Thanks Michael! Please correct me if I'm wrong. What I should do is import a sampleTable from a file with the file location info.
Then, using this table (19 rows in total), import the whole kallisto dataset:
Then import this dataset with the desired design
And finally compare what I would like to compare (the so-called contrasts):
Only then will my result be consistent from one comparison (S2 vs S1) to the other (S1 vs S2)?
Yes, and above you had switched the sample table around but not switched the count data (and other associated data compiled by tximport). DESeqDataSet and other Bioconductor objects link the assay data (counts) and the sample information.

Saved entries
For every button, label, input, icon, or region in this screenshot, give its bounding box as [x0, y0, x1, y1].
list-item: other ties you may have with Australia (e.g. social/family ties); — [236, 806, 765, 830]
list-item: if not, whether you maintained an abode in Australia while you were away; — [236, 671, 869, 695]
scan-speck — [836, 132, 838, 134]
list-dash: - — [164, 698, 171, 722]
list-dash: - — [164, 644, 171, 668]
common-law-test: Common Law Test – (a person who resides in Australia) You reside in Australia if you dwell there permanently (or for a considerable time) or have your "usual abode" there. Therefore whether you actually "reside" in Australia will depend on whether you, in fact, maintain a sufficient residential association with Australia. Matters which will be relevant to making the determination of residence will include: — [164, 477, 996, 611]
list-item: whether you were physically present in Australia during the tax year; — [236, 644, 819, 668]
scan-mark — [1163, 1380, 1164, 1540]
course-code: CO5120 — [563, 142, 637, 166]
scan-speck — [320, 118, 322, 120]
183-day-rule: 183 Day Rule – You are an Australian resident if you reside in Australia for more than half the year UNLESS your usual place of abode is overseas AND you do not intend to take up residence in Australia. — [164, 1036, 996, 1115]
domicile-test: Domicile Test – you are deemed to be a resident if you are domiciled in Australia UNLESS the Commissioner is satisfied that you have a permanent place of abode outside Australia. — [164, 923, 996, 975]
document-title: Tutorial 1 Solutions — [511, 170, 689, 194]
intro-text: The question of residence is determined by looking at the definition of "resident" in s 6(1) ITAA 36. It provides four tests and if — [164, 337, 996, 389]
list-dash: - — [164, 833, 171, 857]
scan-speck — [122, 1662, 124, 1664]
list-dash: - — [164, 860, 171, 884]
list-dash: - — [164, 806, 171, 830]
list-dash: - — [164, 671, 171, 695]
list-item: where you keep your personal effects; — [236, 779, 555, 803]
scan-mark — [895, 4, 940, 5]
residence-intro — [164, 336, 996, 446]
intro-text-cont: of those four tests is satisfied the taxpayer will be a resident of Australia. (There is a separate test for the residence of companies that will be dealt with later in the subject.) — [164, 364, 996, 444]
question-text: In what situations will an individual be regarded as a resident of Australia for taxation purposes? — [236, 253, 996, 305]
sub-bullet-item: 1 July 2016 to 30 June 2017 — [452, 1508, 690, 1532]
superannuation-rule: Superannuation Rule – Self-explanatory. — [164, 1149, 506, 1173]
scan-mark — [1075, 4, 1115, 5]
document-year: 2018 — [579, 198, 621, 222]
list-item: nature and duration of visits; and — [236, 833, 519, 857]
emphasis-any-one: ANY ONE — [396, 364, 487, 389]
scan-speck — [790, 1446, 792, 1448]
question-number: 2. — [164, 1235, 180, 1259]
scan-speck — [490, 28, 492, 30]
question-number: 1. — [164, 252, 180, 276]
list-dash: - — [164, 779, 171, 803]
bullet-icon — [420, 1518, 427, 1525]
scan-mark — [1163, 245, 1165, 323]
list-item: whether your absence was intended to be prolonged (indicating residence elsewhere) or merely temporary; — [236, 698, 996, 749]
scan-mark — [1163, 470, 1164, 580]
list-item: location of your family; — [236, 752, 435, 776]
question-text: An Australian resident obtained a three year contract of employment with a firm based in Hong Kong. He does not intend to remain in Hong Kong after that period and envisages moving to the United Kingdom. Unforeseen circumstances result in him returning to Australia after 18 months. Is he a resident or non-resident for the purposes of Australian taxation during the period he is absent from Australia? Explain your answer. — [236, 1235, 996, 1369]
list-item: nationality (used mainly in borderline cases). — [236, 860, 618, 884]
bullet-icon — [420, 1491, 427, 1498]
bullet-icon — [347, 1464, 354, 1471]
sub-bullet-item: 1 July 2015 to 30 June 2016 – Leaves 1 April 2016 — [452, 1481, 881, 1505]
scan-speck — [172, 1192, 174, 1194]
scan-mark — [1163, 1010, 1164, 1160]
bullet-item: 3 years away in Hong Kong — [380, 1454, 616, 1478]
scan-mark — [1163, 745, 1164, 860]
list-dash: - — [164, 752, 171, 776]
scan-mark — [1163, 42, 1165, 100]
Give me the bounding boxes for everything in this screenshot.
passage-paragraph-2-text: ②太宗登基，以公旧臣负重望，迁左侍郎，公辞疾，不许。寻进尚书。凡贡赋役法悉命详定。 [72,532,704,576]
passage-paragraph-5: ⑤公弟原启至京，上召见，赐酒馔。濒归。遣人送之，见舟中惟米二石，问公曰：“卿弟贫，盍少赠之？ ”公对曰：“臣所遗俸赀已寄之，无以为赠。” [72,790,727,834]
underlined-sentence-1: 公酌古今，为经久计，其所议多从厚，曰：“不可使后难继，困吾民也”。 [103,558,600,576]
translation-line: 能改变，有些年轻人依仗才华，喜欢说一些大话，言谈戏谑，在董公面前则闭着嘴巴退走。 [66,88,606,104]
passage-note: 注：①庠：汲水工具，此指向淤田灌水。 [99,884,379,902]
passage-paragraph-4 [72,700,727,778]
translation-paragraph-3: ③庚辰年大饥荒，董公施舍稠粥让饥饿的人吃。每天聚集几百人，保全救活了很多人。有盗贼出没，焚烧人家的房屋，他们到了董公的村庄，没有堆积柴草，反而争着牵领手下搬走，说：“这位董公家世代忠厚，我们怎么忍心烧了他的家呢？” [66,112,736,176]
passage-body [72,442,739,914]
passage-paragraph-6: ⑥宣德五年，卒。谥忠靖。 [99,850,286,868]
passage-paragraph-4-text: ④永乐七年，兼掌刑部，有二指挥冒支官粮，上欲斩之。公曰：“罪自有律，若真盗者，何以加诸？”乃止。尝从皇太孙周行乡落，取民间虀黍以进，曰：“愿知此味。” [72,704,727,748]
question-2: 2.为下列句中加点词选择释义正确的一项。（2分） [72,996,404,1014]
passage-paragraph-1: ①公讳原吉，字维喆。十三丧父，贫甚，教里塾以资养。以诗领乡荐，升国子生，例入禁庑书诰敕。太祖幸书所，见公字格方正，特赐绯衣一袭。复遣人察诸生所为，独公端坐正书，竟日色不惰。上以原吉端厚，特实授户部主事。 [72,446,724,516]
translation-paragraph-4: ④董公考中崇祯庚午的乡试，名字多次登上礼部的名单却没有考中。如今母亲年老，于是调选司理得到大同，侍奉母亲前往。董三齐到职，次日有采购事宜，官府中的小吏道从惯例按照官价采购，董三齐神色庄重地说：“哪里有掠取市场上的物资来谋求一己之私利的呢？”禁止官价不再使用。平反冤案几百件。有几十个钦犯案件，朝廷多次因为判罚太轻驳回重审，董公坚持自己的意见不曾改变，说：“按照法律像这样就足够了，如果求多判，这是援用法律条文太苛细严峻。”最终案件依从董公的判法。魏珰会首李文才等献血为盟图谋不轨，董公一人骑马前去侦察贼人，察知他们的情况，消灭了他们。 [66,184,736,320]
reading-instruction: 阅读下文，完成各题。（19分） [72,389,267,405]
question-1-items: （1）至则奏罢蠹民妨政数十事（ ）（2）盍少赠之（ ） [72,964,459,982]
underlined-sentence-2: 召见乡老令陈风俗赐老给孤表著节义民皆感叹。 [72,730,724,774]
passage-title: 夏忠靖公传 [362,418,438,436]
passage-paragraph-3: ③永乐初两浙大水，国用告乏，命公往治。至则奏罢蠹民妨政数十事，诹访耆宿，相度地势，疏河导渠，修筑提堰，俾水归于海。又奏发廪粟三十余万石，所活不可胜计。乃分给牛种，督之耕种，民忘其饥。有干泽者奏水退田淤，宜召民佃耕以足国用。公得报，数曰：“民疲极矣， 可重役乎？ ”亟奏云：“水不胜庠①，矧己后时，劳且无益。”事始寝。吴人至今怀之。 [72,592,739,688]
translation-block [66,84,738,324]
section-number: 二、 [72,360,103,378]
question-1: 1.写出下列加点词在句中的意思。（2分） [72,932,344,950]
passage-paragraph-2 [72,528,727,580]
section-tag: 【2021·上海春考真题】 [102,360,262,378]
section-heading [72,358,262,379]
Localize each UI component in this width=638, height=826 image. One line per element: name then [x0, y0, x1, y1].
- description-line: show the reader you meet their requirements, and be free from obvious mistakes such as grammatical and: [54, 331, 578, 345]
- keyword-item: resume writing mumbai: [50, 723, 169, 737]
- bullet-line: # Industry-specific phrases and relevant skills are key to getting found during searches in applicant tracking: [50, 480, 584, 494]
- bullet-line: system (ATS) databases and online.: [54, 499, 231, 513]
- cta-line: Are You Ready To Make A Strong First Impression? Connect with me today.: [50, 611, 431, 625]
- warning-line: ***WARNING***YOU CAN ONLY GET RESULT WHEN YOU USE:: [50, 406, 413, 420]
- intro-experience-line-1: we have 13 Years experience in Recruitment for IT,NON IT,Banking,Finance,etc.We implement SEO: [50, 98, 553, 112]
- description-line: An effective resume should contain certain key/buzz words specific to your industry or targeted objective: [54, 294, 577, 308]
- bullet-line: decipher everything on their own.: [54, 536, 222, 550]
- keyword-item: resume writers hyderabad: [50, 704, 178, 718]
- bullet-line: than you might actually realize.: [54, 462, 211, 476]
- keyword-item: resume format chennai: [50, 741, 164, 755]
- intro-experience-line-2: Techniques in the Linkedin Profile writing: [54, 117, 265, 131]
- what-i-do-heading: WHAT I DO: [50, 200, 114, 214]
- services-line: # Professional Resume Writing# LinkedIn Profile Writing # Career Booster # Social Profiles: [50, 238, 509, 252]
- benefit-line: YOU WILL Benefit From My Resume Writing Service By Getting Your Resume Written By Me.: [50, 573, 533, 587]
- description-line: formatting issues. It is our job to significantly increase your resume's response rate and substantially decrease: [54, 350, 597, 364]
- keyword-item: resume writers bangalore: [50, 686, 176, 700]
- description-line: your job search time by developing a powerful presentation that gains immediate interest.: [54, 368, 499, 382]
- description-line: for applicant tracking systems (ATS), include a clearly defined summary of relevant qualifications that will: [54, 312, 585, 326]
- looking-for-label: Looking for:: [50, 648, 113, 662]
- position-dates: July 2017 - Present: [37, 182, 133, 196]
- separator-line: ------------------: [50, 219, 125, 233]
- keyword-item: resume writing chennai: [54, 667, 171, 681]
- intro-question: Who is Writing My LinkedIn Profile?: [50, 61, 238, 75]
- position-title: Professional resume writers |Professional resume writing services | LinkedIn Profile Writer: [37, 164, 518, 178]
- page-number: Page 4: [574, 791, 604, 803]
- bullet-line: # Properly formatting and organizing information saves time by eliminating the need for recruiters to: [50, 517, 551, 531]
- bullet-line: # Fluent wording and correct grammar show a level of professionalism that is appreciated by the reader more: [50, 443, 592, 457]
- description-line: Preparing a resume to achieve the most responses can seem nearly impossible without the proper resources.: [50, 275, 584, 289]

(TASK INSTRUCTIONS):
[1] List, in order, the steps the poster of the forum exchange on importing kallisto data lays out before asking about consistent results.
[2] Return the part of the forum exchange on importing kallisto data that opens with the words containing "Then, using this" and closes with "(S1 vs S2)?".
[3] Rewrite the paragraph of the forum exchange on importing kallisto data that begins "Yes, and above you had switched" in shorter form, keeping its main facts.

(WRITTEN ANSWERS):
[1]
1. Import a sampleTable from a file with the file location info.
2. Using this table (19 rows in total), import the whole kallisto dataset.
3. Import this dataset with the desired design.
4. Compare the desired contrasts.

[2]
Then, using this table (19 rows in total), import the whole kallisto dataset:
Then import this dataset with the desired design
And finally compare what I would like to compare (the so-called contrasts):
Only then will my result be consistent from one comparison (S2 vs S1) to the other (S1 vs S2)?

[3] Yes. Earlier, the sample table was reordered but the count data and other tximport data were not. DESeqDataSet and other Bioconductor objects link the counts to the sample information.